_What you have to do_.
Exactly as they appear, output all of the entries.
* Begin Input for this task *
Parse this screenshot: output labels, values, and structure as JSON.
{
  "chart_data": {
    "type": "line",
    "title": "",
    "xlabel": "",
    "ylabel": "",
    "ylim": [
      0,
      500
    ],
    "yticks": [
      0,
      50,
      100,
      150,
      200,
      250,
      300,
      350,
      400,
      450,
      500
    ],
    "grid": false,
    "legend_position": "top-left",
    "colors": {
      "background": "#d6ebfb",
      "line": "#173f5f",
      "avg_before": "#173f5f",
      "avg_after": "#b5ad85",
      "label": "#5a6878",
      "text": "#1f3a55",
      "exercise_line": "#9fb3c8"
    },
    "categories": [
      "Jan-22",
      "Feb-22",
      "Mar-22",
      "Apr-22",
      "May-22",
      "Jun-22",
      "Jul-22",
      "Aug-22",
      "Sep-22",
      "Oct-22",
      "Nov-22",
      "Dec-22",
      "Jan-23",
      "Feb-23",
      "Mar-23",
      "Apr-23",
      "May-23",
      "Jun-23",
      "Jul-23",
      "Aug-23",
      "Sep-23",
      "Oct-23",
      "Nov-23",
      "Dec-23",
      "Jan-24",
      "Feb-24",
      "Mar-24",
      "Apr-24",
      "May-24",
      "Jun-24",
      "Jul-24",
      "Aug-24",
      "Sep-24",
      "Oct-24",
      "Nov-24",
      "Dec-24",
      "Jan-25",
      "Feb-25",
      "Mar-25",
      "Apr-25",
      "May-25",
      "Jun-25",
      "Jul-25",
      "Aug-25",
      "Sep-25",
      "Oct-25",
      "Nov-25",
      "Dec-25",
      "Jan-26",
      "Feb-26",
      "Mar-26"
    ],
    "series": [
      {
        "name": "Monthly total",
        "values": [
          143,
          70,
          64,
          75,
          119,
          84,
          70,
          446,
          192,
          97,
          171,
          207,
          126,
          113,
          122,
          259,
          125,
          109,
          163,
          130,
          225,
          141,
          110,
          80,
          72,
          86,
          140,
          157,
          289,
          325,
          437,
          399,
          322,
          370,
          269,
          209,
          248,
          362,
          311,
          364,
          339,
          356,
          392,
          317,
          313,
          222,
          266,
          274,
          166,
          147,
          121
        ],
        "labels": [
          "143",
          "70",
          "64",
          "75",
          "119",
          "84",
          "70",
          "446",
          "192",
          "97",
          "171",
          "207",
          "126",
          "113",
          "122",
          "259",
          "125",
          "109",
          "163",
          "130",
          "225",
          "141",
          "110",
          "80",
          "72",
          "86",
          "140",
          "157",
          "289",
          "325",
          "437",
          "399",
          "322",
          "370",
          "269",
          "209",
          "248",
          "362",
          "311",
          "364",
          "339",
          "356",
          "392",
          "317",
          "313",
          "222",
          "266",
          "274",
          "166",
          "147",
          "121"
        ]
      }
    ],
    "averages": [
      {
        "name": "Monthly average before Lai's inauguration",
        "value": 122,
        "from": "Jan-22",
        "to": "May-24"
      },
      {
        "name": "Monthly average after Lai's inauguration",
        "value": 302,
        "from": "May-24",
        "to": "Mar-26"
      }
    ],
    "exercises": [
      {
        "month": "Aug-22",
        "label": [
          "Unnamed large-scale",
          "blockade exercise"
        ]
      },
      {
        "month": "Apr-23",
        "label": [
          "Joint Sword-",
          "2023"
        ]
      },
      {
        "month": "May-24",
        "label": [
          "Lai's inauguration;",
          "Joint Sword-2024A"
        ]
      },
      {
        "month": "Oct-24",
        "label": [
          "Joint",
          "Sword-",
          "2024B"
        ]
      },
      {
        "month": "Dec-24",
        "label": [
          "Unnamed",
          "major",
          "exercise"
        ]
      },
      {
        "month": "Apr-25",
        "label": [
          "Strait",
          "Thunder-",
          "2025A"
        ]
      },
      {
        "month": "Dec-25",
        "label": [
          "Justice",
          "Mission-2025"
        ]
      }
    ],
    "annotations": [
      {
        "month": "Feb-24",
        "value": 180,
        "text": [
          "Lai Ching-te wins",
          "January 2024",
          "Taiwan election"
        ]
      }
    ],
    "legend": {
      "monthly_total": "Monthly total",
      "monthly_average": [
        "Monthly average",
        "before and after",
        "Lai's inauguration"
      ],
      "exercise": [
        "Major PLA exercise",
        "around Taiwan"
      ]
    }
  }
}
* End Input for this task *
_Exercise response_.
Parse this screenshot: output labels, values, and structure as JSON.
{
  "chart_data": {
    "type": "line",
    "title": "",
    "xlabel": "",
    "ylabel": "",
    "ylim": [
      0,
      500
    ],
    "yticks": [
      0,
      50,
      100,
      150,
      200,
      250,
      300,
      350,
      400,
      450,
      500
    ],
    "grid": false,
    "legend_position": "top-left",
    "colors": {
      "background": "#d6ebfb",
      "line": "#173f5f",
      "avg_before": "#173f5f",
      "avg_after": "#b5ad85",
      "label": "#5a6878",
      "text": "#1f3a55",
      "exercise_line": "#9fb3c8"
    },
    "categories": [
      "Jan-22",
      "Feb-22",
      "Mar-22",
      "Apr-22",
      "May-22",
      "Jun-22",
      "Jul-22",
      "Aug-22",
      "Sep-22",
      "Oct-22",
      "Nov-22",
      "Dec-22",
      "Jan-23",
      "Feb-23",
      "Mar-23",
      "Apr-23",
      "May-23",
      "Jun-23",
      "Jul-23",
      "Aug-23",
      "Sep-23",
      "Oct-23",
      "Nov-23",
      "Dec-23",
      "Jan-24",
      "Feb-24",
      "Mar-24",
      "Apr-24",
      "May-24",
      "Jun-24",
      "Jul-24",
      "Aug-24",
      "Sep-24",
      "Oct-24",
      "Nov-24",
      "Dec-24",
      "Jan-25",
      "Feb-25",
      "Mar-25",
      "Apr-25",
      "May-25",
      "Jun-25",
      "Jul-25",
      "Aug-25",
      "Sep-25",
      "Oct-25",
      "Nov-25",
      "Dec-25",
      "Jan-26",
      "Feb-26",
      "Mar-26"
    ],
    "series": [
      {
        "name": "Monthly total",
        "values": [
          143,
          70,
          64,
          75,
          119,
          84,
          70,
          446,
          192,
          97,
          171,
          207,
          126,
          113,
          122,
          259,
          125,
          109,
          163,
          130,
          225,
          141,
          110,
          80,
          72,
          86,
          140,
          157,
          289,
          325,
          437,
          399,
          322,
          370,
          269,
          209,
          248,
          362,
          311,
          364,
          339,
          356,
          392,
          317,
          313,
          222,
          266,
          274,
          166,
          147,
          121
        ],
        "labels": [
          "143",
          "70",
          "64",
          "75",
          "119",
          "84",
          "70",
          "446",
          "192",
          "97",
          "171",
          "207",
          "126",
          "113",
          "122",
          "259",
          "125",
          "109",
          "163",
          "130",
          "225",
          "141",
          "110",
          "80",
          "72",
          "86",
          "140",
          "157",
          "289",
          "325",
          "437",
          "399",
          "322",
          "370",
          "269",
          "209",
          "248",
          "362",
          "311",
          "364",
          "339",
          "356",
          "392",
          "317",
          "313",
          "222",
          "266",
          "274",
          "166",
          "147",
          "121"
        ]
      }
    ],
    "averages": [
      {
        "name": "Monthly average before Lai's inauguration",
        "value": 122,
        "from": "Jan-22",
        "to": "May-24"
      },
      {
        "name": "Monthly average after Lai's inauguration",
        "value": 302,
        "from": "May-24",
        "to": "Mar-26"
      }
    ],
    "exercises": [
      {
        "month": "Aug-22",
        "label": [
          "Unnamed large-scale",
          "blockade exercise"
        ]
      },
      {
        "month": "Apr-23",
        "label": [
          "Joint Sword-",
          "2023"
        ]
      },
      {
        "month": "May-24",
        "label": [
          "Lai's inauguration;",
          "Joint Sword-2024A"
        ]
      },
      {
        "month": "Oct-24",
        "label": [
          "Joint",
          "Sword-",
          "2024B"
        ]
      },
      {
        "month": "Dec-24",
        "label": [
          "Unnamed",
          "major",
          "exercise"
        ]
      },
      {
        "month": "Apr-25",
        "label": [
          "Strait",
          "Thunder-",
          "2025A"
        ]
      },
      {
        "month": "Dec-25",
        "label": [
          "Justice",
          "Mission-2025"
        ]
      }
    ],
    "annotations": [
      {
        "month": "Feb-24",
        "value": 180,
        "text": [
          "Lai Ching-te wins",
          "January 2024",
          "Taiwan election"
        ]
      }
    ],
    "legend": {
      "monthly_total": "Monthly total",
      "monthly_average": [
        "Monthly average",
        "before and after",
        "Lai's inauguration"
      ],
      "exercise": [
        "Major PLA exercise",
        "around Taiwan"
      ]
    }
  }
}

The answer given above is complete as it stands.